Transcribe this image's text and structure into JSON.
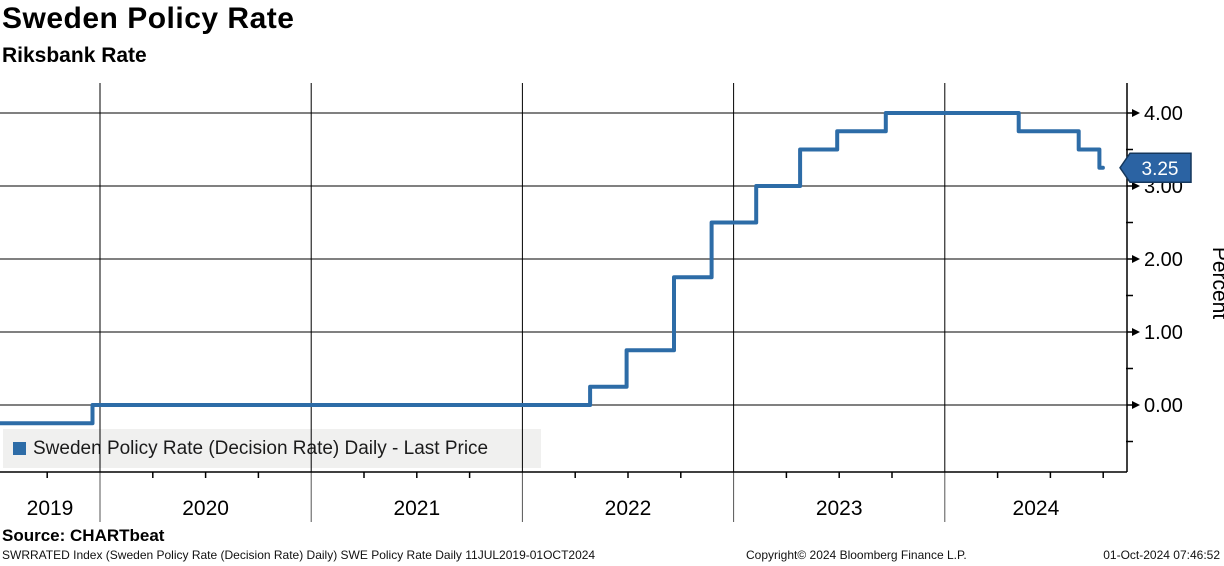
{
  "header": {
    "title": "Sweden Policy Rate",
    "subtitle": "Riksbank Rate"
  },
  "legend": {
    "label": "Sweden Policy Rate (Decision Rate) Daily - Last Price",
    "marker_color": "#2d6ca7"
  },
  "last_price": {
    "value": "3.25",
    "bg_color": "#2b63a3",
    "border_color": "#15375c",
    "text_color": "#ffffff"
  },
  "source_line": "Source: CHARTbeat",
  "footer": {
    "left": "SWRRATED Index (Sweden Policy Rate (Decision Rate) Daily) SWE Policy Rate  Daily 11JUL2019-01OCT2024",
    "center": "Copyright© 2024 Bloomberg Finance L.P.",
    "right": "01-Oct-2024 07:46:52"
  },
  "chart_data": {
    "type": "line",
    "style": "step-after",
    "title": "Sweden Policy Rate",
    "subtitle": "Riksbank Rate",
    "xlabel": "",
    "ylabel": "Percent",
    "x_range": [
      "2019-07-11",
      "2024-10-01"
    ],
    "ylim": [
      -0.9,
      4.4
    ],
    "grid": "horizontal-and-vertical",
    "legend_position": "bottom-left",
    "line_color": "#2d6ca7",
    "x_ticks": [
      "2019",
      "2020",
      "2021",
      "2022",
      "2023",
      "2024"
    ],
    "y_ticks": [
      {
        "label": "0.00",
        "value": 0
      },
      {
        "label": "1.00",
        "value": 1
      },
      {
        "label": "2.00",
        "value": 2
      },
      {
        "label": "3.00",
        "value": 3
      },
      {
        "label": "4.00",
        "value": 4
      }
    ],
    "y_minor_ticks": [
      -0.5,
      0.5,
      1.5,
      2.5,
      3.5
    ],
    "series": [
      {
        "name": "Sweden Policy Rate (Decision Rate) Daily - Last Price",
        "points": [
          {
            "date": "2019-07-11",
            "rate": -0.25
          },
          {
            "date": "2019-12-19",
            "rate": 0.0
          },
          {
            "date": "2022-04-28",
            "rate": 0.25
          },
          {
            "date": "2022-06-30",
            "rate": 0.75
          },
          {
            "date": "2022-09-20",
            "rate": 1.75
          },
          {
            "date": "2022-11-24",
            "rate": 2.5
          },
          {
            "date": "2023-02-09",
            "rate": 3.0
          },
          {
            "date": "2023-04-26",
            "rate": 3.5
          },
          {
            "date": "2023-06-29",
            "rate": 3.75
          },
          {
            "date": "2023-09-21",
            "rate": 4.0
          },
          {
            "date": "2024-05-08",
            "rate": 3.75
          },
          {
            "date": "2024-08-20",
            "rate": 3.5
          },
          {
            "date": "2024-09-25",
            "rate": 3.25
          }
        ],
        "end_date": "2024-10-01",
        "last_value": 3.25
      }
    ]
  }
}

WRITTEN INSTRUCTION. Exactly how many lines of the material contain the word "Daily"? Write the number alone.

EXERCISE SOLUTION. 3